Dataset records:
>> BEGIN
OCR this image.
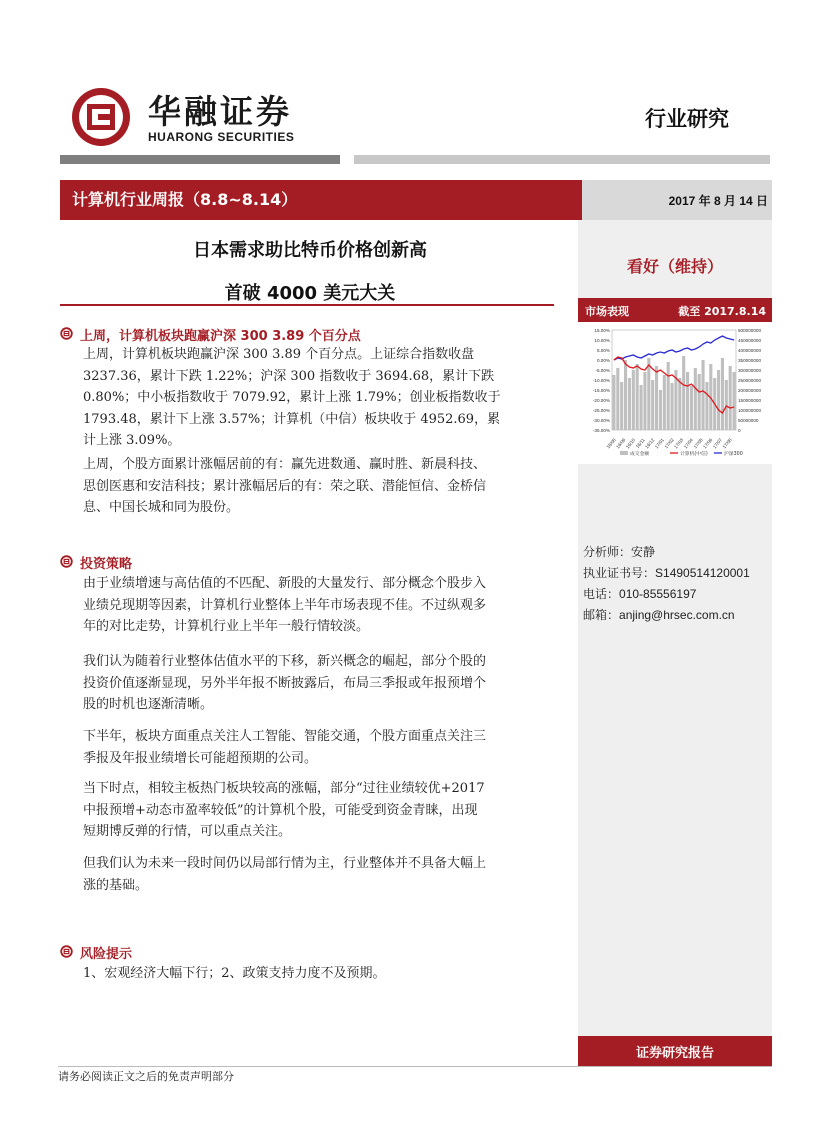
华融证券
HUARONG SECURITIES
行业研究
计算机行业周报（8.8~8.14）	2017 年 8 月 14 日
看好（维持）
市场表现	截至 2017.8.14
15.00%
10.00%
5.00%
0.00%
-5.00%
-10.00%
-15.00%
-20.00%
-25.00%
-30.00%
-35.00%
500000000
450000000
400000000
350000000
300000000
250000000
200000000
150000000
100000000
50000000
0
16/08
16/09
16/10
16/11
16/12
17/01
17/02
17/03
17/04
17/05
17/06
17/07
17/08
成交金额	计算机(中信)	沪深300
分析师：安静
执业证书号：S1490514120001
电话：010-85556197
邮箱：anjing@hrsec.com.cn
证券研究报告
日本需求助比特币价格创新高
首破 4000 美元大关
上周，计算机板块跑赢沪深 300 3.89 个百分点
上周，计算机板块跑赢沪深 300 3.89 个百分点。上证综合指数收盘
3237.36，累计下跌 1.22%；沪深 300 指数收于 3694.68，累计下跌
0.80%；中小板指数收于 7079.92，累计上涨 1.79%；创业板指数收于
1793.48，累计下上涨 3.57%；计算机（中信）板块收于 4952.69，累
计上涨 3.09%。
上周，个股方面累计涨幅居前的有：赢先进数通、赢时胜、新晨科技、
思创医惠和安洁科技；累计涨幅居后的有：荣之联、潜能恒信、金桥信
息、中国长城和同为股份。
投资策略
由于业绩增速与高估值的不匹配、新股的大量发行、部分概念个股步入
业绩兑现期等因素，计算机行业整体上半年市场表现不佳。不过纵观多
年的对比走势，计算机行业上半年一般行情较淡。
我们认为随着行业整体估值水平的下移，新兴概念的崛起，部分个股的
投资价值逐渐显现，另外半年报不断披露后，布局三季报或年报预增个
股的时机也逐渐清晰。
下半年，板块方面重点关注人工智能、智能交通，个股方面重点关注三
季报及年报业绩增长可能超预期的公司。
当下时点，相较主板热门板块较高的涨幅，部分“过往业绩较优+2017
中报预增+动态市盈率较低”的计算机个股，可能受到资金青睐，出现
短期博反弹的行情，可以重点关注。
但我们认为未来一段时间仍以局部行情为主，行业整体并不具备大幅上
涨的基础。
风险提示
1、宏观经济大幅下行；2、政策支持力度不及预期。
请务必阅读正文之后的免责声明部分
>> END
Objective:
Write out the material above again, word for word, minus its pictures.

Full answer:
OCR this image.
华融证券
HUARONG SECURITIES
行业研究
计算机行业周报（8.8~8.14）	2017 年 8 月 14 日
看好（维持）
市场表现	截至 2017.8.14
15.00%
10.00%
5.00%
0.00%
-5.00%
-10.00%
-15.00%
-20.00%
-25.00%
-30.00%
-35.00%
500000000
450000000
400000000
350000000
300000000
250000000
200000000
150000000
100000000
50000000
0
16/08
16/09
16/10
16/11
16/12
17/01
17/02
17/03
17/04
17/05
17/06
17/07
17/08
成交金额	计算机(中信)	沪深300
分析师：安静
执业证书号：S1490514120001
电话：010-85556197
邮箱：anjing@hrsec.com.cn
证券研究报告
日本需求助比特币价格创新高
首破 4000 美元大关
上周，计算机板块跑赢沪深 300 3.89 个百分点
上周，计算机板块跑赢沪深 300 3.89 个百分点。上证综合指数收盘
3237.36，累计下跌 1.22%；沪深 300 指数收于 3694.68，累计下跌
0.80%；中小板指数收于 7079.92，累计上涨 1.79%；创业板指数收于
1793.48，累计下上涨 3.57%；计算机（中信）板块收于 4952.69，累
计上涨 3.09%。
上周，个股方面累计涨幅居前的有：赢先进数通、赢时胜、新晨科技、
思创医惠和安洁科技；累计涨幅居后的有：荣之联、潜能恒信、金桥信
息、中国长城和同为股份。
投资策略
由于业绩增速与高估值的不匹配、新股的大量发行、部分概念个股步入
业绩兑现期等因素，计算机行业整体上半年市场表现不佳。不过纵观多
年的对比走势，计算机行业上半年一般行情较淡。
我们认为随着行业整体估值水平的下移，新兴概念的崛起，部分个股的
投资价值逐渐显现，另外半年报不断披露后，布局三季报或年报预增个
股的时机也逐渐清晰。
下半年，板块方面重点关注人工智能、智能交通，个股方面重点关注三
季报及年报业绩增长可能超预期的公司。
当下时点，相较主板热门板块较高的涨幅，部分“过往业绩较优+2017
中报预增+动态市盈率较低”的计算机个股，可能受到资金青睐，出现
短期博反弹的行情，可以重点关注。
但我们认为未来一段时间仍以局部行情为主，行业整体并不具备大幅上
涨的基础。
风险提示
1、宏观经济大幅下行；2、政策支持力度不及预期。
请务必阅读正文之后的免责声明部分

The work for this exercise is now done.